**Provided entries:**
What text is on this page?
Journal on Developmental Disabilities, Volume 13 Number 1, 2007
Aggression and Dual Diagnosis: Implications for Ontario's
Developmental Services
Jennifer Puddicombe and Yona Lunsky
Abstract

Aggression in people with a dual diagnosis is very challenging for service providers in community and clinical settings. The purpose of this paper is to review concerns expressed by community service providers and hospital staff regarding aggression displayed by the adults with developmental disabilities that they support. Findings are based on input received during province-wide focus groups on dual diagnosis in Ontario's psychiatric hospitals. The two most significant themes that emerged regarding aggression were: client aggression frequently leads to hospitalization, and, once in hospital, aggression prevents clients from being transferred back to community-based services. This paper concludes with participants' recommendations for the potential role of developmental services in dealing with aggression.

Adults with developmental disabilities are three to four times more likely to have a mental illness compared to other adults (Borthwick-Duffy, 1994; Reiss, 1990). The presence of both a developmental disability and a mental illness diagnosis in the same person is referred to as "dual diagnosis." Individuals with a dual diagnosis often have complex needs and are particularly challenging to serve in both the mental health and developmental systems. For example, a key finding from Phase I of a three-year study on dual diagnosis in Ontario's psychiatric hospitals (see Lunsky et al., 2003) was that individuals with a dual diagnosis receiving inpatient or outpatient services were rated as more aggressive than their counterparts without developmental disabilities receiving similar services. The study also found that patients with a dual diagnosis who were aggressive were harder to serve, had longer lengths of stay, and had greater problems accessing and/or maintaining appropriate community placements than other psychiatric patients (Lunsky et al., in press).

**Task prompt:**
Pull out all lines from the entries above in which the word "this" appears.

**The completed task:**
What text is on this page?
Aggression in people with a dual diagnosis is very challenging for service providers in community and clinical settings. The purpose of this paper is to review concerns expressed by community service providers and hospital staff regarding aggression displayed by the adults with developmental disabilities that they support. Findings are based on input received during province-wide focus groups on dual diagnosis in Ontario's psychiatric hospitals. The two most significant themes that emerged regarding aggression were: client aggression frequently leads to hospitalization, and, once in hospital, aggression prevents clients from being transferred back to community-based services. This paper concludes with participants' recommendations for the potential role of developmental services in dealing with aggression.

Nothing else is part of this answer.